___ Exercise materials

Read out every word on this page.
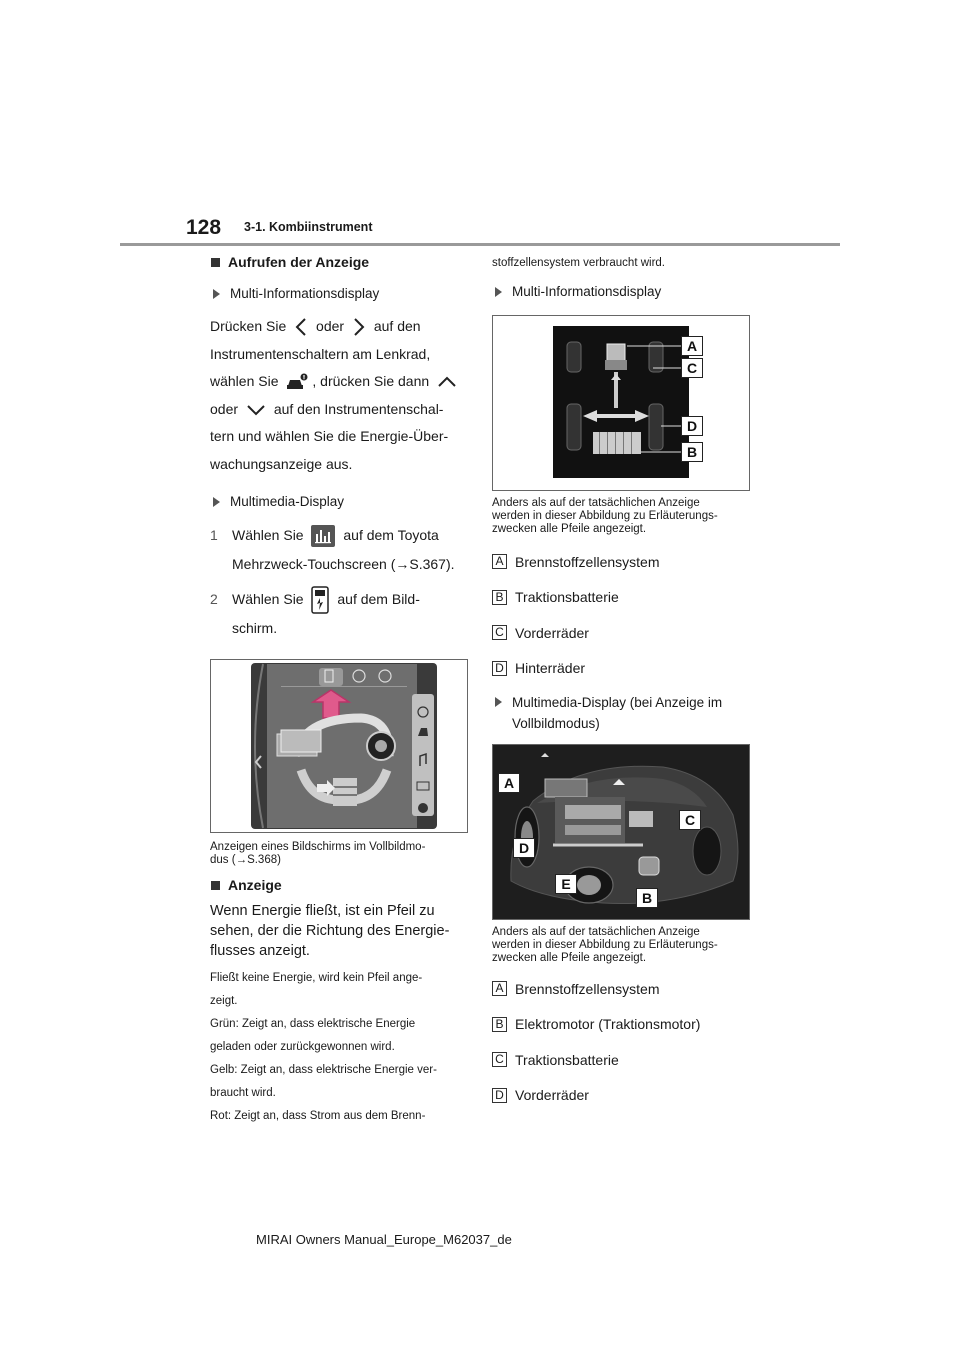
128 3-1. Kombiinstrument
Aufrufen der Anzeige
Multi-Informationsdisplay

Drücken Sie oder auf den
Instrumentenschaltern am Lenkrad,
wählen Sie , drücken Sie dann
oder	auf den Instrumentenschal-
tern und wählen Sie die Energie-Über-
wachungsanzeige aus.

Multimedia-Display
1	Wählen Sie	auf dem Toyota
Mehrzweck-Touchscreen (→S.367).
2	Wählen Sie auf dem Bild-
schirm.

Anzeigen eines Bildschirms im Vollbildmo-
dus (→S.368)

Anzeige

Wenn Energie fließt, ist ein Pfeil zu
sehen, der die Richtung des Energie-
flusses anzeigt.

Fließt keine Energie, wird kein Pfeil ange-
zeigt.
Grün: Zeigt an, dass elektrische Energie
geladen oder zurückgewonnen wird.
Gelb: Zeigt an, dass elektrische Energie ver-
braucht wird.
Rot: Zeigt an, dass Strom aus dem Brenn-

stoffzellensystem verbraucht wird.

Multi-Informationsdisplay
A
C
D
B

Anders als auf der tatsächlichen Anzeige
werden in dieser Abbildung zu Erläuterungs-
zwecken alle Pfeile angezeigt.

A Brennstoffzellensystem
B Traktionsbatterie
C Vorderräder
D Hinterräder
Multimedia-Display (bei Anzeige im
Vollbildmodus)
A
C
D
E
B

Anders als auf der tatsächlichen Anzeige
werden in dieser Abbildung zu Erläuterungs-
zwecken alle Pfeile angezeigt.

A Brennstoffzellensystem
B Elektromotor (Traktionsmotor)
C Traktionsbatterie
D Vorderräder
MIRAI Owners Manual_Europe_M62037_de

______
___ Exercise materials

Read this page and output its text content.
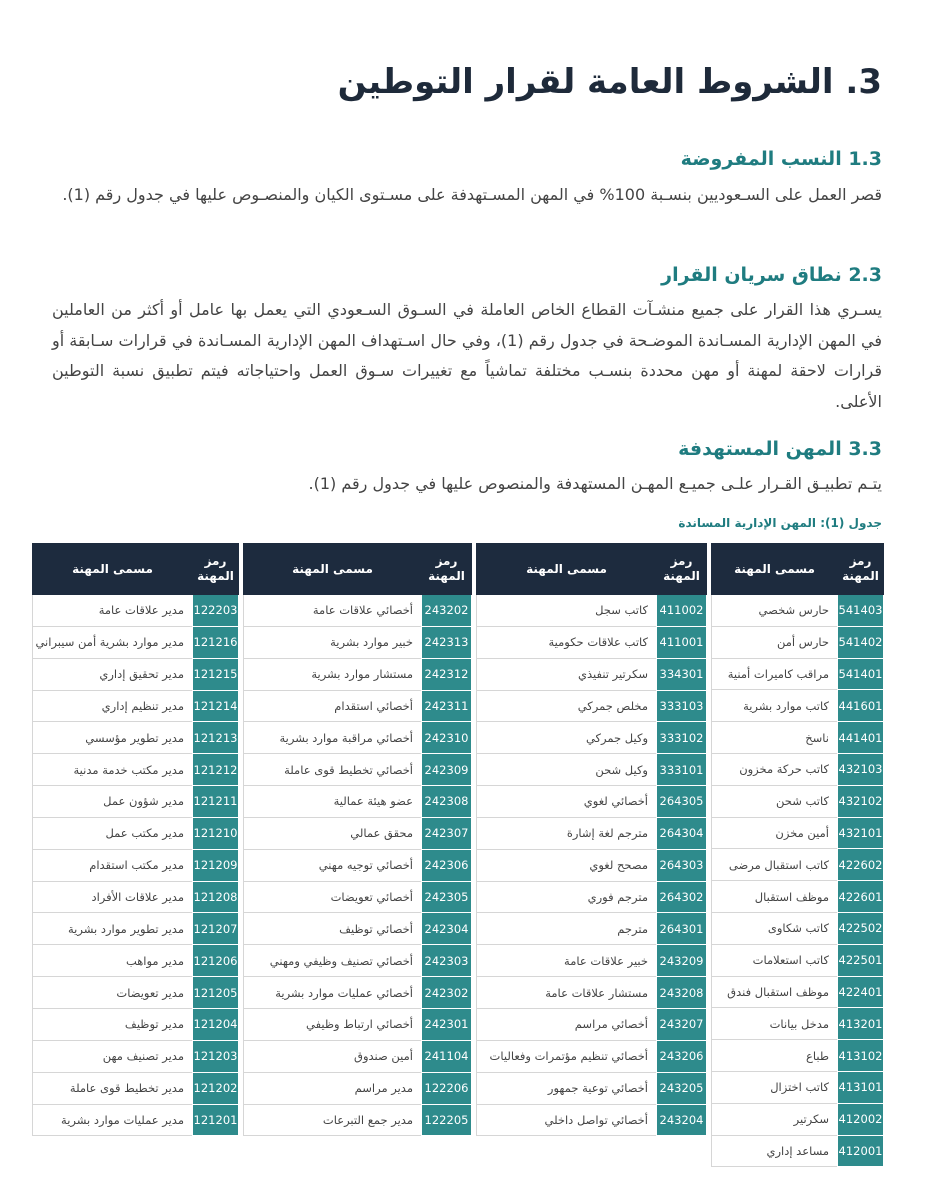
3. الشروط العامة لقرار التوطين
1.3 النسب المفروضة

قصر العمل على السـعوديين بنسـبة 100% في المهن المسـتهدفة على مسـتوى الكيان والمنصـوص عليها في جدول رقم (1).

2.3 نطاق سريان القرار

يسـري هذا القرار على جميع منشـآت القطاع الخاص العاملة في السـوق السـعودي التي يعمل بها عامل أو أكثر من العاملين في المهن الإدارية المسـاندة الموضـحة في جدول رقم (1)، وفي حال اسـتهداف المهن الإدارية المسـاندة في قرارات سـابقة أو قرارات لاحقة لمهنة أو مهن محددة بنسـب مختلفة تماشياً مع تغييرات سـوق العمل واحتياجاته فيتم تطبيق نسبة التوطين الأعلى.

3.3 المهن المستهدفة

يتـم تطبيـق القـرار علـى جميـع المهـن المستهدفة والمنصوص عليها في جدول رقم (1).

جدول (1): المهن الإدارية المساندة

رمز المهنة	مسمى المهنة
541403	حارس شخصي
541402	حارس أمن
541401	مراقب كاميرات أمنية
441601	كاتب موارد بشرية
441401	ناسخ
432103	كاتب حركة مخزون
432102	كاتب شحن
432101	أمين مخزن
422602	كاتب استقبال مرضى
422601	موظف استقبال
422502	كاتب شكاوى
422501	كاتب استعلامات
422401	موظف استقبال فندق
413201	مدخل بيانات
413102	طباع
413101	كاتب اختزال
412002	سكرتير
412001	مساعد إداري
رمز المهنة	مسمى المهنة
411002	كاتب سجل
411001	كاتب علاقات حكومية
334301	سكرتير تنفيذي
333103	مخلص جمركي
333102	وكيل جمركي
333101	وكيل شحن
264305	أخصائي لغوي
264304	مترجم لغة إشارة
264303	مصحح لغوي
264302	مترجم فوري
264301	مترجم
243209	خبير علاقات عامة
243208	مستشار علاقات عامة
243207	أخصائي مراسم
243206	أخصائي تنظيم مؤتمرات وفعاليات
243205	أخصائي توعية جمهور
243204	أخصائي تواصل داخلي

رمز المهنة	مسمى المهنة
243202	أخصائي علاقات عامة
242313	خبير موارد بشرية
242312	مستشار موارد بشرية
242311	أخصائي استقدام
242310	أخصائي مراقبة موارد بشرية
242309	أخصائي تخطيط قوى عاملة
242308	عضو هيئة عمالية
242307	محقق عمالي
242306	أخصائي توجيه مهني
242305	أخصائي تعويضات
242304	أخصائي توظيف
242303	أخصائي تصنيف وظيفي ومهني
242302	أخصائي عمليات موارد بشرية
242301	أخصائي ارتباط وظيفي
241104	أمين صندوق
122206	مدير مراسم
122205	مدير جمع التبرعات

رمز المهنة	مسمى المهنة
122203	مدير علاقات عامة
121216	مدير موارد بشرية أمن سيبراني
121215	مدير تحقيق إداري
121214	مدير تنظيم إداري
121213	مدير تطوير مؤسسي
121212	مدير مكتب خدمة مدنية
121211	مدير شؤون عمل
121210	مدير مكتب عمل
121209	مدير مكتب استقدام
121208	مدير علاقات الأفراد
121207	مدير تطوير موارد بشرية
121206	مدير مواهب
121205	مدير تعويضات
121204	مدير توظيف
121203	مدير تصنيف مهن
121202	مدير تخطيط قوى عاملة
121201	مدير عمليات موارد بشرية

______

• [Task requirements]
Collect the lines that hold "موظف".

• [Exercise solution]
422601	موظف استقبال
422401	موظف استقبال فندق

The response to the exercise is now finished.